GIVEN INFORMATION ::
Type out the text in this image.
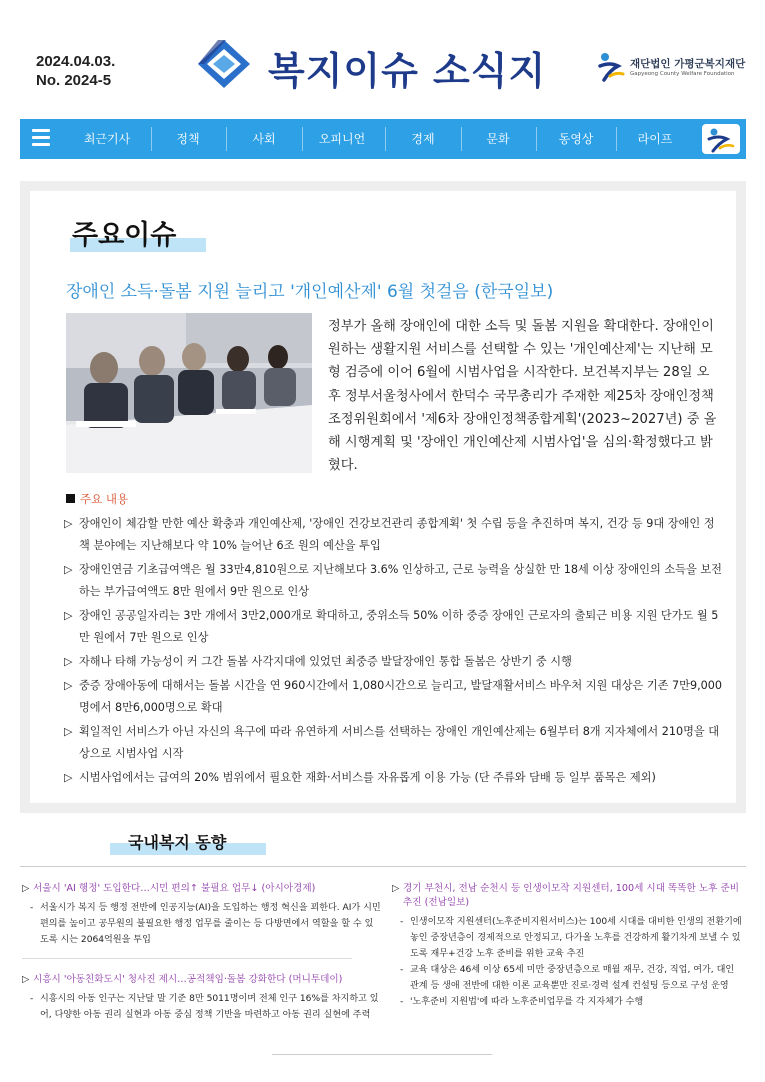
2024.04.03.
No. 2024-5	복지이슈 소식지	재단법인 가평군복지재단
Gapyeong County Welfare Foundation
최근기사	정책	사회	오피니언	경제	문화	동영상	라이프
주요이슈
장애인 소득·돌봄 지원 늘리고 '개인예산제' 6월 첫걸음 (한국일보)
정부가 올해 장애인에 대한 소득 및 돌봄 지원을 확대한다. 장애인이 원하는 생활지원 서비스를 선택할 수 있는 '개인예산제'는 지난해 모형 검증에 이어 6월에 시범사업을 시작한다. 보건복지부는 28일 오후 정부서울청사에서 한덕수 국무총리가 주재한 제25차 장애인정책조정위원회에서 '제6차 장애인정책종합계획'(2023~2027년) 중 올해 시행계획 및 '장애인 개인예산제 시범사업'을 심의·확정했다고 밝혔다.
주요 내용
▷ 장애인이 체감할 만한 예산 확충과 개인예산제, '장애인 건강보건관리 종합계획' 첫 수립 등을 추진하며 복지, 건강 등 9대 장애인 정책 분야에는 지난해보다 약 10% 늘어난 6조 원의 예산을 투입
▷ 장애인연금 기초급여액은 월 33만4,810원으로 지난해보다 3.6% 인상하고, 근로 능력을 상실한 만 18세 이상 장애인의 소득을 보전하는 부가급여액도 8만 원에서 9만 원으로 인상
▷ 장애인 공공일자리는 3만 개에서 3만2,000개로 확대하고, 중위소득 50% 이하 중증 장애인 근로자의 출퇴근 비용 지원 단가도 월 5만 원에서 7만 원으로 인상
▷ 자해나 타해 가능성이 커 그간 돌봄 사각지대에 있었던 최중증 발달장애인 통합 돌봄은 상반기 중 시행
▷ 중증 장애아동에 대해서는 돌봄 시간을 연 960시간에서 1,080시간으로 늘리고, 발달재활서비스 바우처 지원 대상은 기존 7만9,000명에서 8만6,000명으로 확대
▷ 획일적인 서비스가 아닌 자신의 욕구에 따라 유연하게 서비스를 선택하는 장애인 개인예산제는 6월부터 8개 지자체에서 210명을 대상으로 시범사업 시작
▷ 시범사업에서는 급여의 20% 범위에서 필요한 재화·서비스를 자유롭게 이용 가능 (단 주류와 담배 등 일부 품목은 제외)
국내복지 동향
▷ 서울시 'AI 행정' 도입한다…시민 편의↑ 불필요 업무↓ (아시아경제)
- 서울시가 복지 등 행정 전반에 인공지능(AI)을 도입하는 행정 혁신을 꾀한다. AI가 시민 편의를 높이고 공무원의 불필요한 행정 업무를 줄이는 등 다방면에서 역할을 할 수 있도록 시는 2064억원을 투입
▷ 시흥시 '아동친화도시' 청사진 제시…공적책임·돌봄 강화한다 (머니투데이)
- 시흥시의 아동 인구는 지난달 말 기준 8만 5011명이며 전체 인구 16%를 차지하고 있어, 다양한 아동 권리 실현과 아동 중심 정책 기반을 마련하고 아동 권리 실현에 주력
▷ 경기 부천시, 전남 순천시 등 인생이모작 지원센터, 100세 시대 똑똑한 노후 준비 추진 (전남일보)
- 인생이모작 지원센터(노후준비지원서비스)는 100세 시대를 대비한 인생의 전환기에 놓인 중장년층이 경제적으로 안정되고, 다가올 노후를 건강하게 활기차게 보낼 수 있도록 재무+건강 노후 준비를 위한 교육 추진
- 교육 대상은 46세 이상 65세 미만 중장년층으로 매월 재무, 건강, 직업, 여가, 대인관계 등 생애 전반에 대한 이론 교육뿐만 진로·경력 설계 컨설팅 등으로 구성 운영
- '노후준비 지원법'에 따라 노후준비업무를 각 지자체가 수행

* * *

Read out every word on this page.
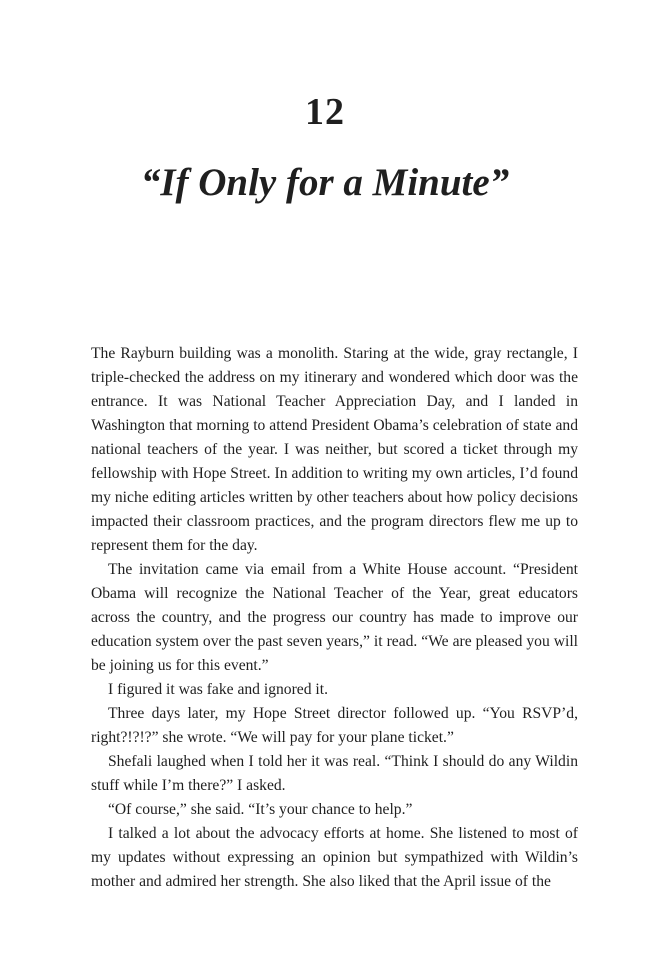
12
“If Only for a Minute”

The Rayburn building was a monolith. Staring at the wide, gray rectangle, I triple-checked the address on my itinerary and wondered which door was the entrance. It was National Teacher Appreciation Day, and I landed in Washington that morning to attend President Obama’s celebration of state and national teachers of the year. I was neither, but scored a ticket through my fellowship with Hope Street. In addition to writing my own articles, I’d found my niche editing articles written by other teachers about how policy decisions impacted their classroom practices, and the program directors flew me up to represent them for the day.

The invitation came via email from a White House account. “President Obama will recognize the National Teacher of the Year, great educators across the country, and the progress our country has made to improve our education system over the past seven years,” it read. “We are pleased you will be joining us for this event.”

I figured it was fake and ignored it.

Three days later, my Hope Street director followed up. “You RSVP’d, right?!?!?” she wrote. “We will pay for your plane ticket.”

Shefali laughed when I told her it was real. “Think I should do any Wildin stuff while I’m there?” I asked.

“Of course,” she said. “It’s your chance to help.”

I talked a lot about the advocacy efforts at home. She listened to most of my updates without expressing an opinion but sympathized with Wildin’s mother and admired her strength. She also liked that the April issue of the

==

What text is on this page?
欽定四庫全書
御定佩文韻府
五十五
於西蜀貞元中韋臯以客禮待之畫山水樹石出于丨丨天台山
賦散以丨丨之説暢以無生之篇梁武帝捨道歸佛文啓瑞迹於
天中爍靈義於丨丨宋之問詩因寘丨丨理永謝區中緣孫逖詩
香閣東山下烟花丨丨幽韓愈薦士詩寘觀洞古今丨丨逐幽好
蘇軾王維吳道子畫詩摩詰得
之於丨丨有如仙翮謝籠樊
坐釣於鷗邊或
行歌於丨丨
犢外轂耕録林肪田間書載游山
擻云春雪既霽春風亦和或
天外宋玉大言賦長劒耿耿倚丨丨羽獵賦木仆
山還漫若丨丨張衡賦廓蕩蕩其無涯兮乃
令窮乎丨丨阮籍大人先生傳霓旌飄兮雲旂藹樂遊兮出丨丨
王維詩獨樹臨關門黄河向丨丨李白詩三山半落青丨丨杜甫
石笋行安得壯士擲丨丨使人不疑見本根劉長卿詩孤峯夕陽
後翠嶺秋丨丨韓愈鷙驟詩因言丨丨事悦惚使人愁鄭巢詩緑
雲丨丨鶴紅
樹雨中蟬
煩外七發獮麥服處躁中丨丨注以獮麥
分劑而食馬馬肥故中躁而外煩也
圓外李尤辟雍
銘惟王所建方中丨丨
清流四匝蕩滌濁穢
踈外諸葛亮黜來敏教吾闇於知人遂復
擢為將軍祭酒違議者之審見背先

EXERCISE GOAL :: Your task is to gather every line with the word "will" and copy it.

RESPONSE FOR THIS EXERCISE ::
The invitation came via email from a White House account. “President Obama will recognize the National Teacher of the Year, great educators across the country, and the progress our country has made to improve our education system over the past seven years,” it read. “We are pleased you will be joining us for this event.”
Three days later, my Hope Street director followed up. “You RSVP’d, right?!?!?” she wrote. “We will pay for your plane ticket.”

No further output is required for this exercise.